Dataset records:
□ □ □ □
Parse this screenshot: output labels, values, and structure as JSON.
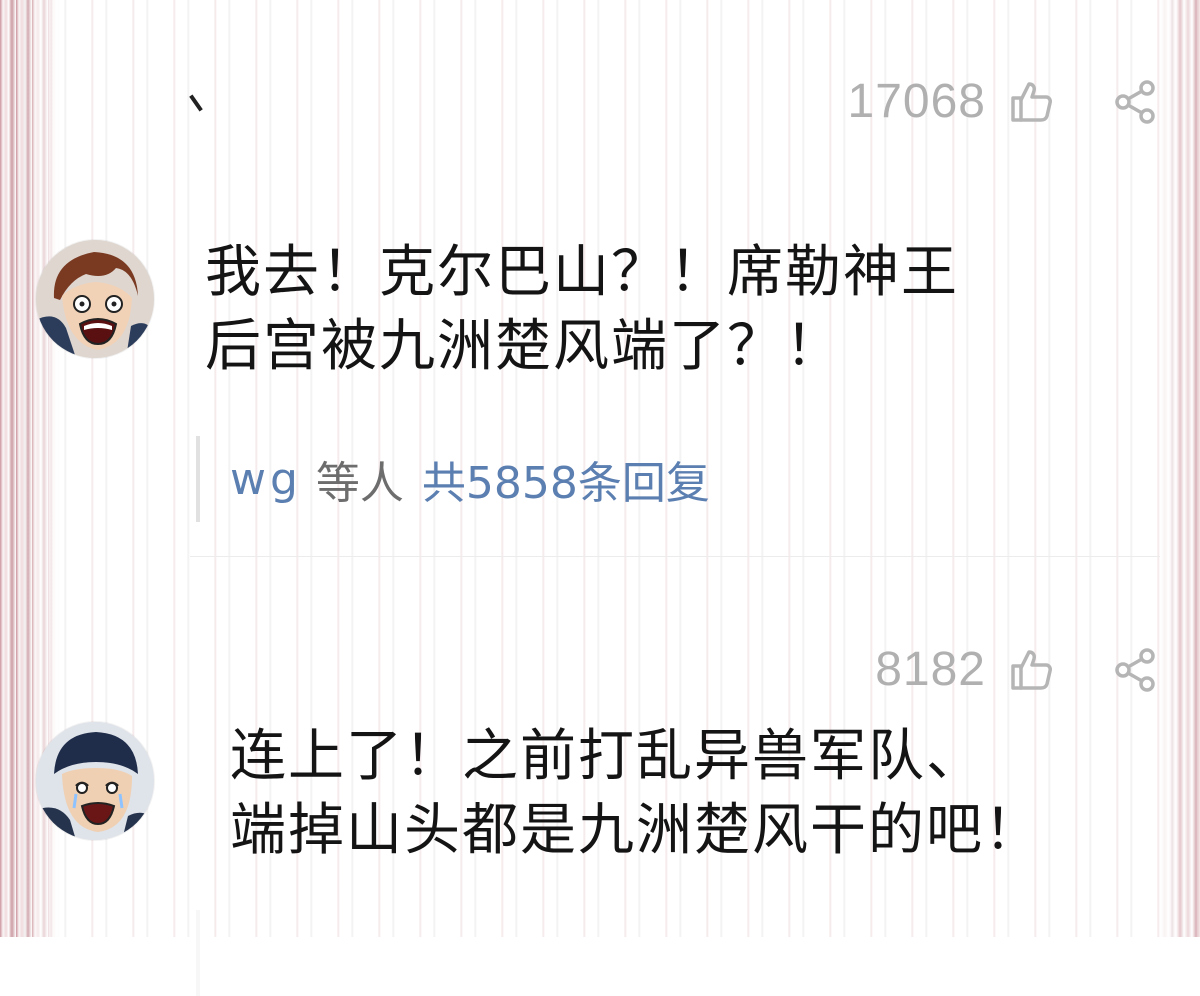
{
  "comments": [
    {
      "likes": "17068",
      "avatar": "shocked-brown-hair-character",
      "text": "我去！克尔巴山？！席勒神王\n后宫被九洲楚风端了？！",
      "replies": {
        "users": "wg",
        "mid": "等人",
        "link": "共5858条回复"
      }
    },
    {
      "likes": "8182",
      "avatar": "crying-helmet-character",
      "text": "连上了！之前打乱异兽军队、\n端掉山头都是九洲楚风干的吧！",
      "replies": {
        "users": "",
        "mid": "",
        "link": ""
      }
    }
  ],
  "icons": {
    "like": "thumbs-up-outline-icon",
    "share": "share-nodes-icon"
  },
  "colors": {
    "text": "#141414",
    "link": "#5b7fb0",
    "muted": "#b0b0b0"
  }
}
□ □ □ □
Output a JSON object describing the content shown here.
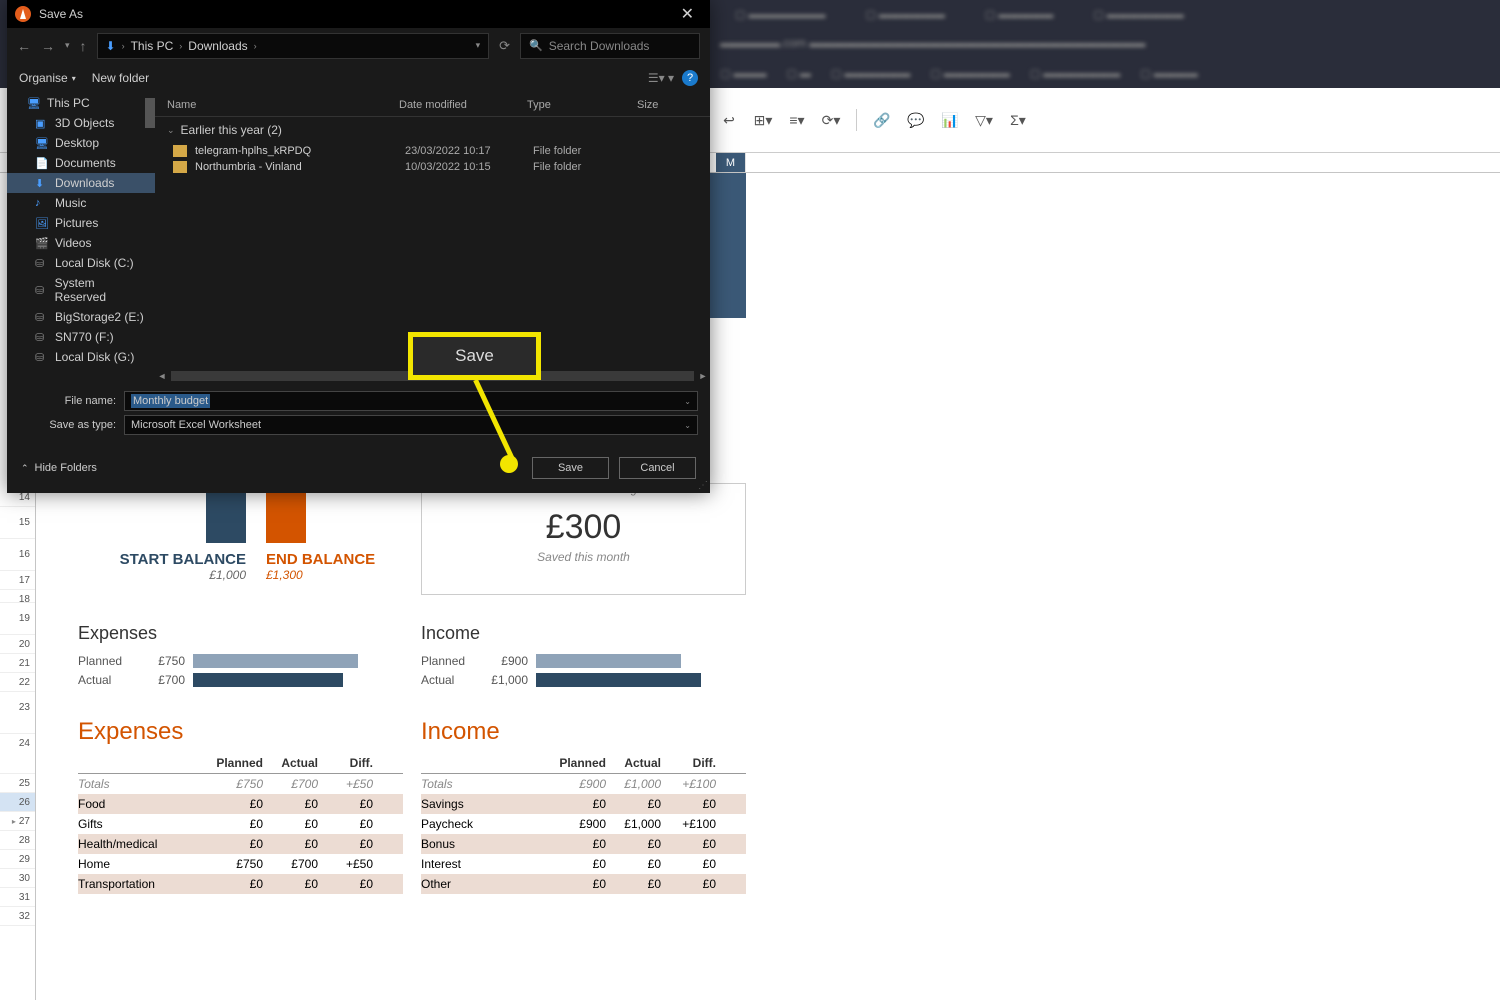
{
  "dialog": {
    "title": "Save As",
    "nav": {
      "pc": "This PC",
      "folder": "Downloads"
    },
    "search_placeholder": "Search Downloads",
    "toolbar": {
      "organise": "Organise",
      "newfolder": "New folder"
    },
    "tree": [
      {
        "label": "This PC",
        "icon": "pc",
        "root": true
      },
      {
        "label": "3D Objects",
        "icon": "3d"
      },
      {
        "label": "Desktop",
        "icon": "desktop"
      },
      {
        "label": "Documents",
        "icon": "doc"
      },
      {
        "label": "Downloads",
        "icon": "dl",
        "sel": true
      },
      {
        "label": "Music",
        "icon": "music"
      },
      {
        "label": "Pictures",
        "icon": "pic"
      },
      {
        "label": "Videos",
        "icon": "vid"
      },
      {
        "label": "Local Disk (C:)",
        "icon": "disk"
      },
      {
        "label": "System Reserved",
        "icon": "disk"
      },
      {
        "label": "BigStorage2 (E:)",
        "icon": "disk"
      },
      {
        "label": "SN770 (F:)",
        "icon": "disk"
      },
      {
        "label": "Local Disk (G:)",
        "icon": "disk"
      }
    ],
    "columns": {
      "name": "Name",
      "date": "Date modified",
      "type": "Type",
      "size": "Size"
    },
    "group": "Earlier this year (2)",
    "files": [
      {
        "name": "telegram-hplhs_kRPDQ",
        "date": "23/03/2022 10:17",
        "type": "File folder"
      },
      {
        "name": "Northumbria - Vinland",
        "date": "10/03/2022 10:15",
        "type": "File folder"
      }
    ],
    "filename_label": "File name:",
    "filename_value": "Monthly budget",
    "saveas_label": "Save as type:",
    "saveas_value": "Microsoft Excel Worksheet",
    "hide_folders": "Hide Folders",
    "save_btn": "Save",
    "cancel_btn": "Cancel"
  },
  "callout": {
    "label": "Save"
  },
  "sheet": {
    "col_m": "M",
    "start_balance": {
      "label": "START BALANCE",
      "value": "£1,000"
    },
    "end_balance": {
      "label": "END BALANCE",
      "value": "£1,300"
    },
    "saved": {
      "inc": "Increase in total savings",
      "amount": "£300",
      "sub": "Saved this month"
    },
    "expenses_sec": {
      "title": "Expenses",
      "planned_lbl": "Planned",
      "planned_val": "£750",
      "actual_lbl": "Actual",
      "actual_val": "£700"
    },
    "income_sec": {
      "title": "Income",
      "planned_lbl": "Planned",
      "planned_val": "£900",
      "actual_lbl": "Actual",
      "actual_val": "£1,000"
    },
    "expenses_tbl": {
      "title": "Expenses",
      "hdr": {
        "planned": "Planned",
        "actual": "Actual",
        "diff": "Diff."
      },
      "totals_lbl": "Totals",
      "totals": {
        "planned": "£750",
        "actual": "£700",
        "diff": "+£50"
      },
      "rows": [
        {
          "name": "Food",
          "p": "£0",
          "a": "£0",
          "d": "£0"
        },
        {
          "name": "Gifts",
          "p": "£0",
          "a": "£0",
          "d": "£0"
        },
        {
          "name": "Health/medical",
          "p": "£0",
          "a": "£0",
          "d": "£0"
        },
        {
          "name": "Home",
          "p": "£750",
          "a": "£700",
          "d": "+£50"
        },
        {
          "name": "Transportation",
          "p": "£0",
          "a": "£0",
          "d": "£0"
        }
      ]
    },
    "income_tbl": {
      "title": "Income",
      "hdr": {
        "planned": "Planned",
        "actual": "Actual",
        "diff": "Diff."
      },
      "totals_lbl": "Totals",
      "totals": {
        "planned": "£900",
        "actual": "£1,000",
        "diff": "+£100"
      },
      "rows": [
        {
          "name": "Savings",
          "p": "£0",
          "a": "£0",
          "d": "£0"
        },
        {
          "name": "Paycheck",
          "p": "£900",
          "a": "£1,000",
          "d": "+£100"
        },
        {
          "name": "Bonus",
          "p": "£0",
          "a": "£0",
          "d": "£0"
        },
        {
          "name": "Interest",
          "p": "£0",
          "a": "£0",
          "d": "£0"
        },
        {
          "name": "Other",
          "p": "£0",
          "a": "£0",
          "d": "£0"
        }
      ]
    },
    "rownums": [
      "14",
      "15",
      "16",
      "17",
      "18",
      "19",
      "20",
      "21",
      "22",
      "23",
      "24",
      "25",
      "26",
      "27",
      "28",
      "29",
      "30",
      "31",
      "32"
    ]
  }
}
□ □ □ □
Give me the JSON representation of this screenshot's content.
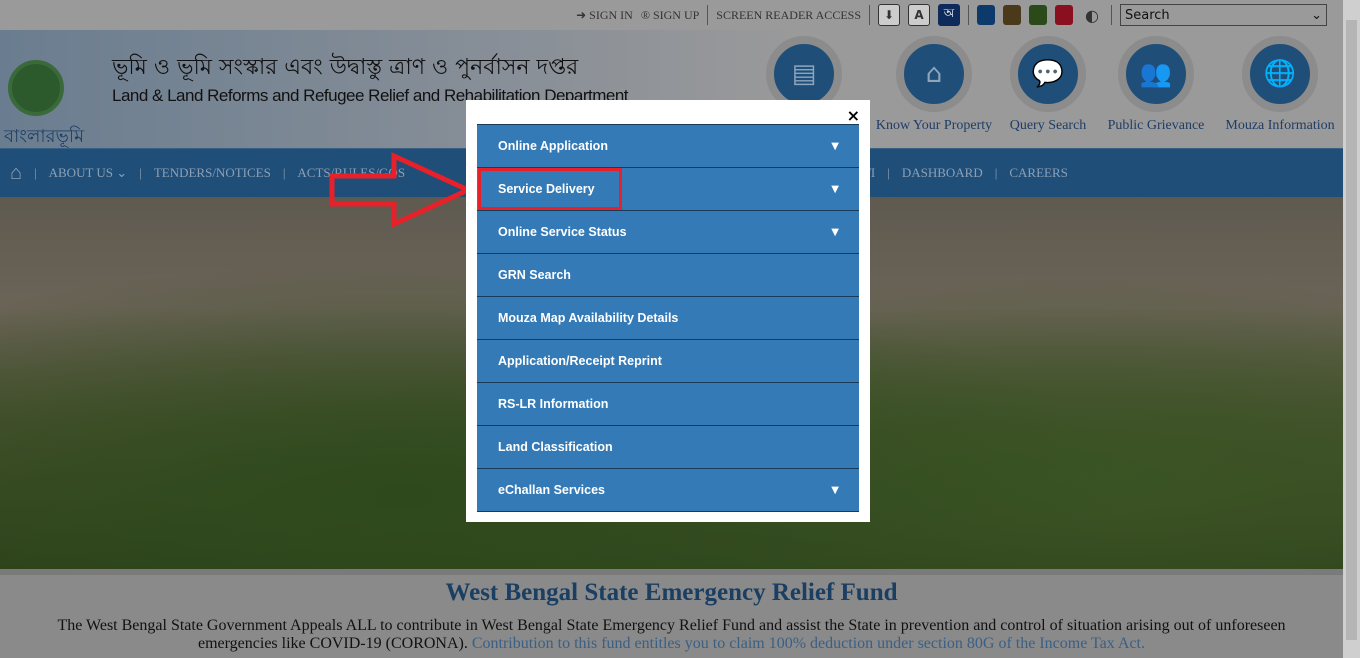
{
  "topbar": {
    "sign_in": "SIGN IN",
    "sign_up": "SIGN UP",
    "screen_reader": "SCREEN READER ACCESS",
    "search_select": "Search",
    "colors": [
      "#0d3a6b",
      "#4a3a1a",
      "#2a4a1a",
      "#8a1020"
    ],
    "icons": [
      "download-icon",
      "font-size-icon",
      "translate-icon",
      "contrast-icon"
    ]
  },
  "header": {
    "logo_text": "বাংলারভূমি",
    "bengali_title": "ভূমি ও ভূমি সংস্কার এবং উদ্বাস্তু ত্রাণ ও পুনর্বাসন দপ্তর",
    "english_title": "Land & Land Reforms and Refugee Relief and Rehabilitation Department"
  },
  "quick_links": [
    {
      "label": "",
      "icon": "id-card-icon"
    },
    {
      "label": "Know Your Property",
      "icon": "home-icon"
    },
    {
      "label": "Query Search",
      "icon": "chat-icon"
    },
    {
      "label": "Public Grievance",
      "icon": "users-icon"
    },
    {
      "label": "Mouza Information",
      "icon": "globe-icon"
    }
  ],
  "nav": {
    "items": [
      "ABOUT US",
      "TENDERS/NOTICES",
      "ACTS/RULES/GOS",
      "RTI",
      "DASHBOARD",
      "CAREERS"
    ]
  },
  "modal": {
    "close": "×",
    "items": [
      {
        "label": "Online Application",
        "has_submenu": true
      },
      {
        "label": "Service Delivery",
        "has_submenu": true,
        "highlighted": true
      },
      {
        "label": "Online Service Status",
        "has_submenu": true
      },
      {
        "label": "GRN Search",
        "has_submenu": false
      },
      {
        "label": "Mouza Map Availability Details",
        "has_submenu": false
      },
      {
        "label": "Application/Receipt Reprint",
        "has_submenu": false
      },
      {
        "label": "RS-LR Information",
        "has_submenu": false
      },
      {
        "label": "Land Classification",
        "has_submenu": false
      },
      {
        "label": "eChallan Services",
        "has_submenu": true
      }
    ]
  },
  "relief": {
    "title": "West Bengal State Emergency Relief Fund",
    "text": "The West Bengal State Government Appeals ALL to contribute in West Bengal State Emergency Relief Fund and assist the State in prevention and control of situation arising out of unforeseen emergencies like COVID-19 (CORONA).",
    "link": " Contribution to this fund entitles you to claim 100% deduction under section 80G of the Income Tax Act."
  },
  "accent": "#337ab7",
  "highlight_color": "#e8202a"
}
□ □ □ □
Short exercise » Where a line above holds the string "true", show that line.

Solution to this problem »
        "root": true
        "sel": true
        "has_submenu": true
        "has_submenu": true,
        "highlighted": true
        "has_submenu": true
        "has_submenu": true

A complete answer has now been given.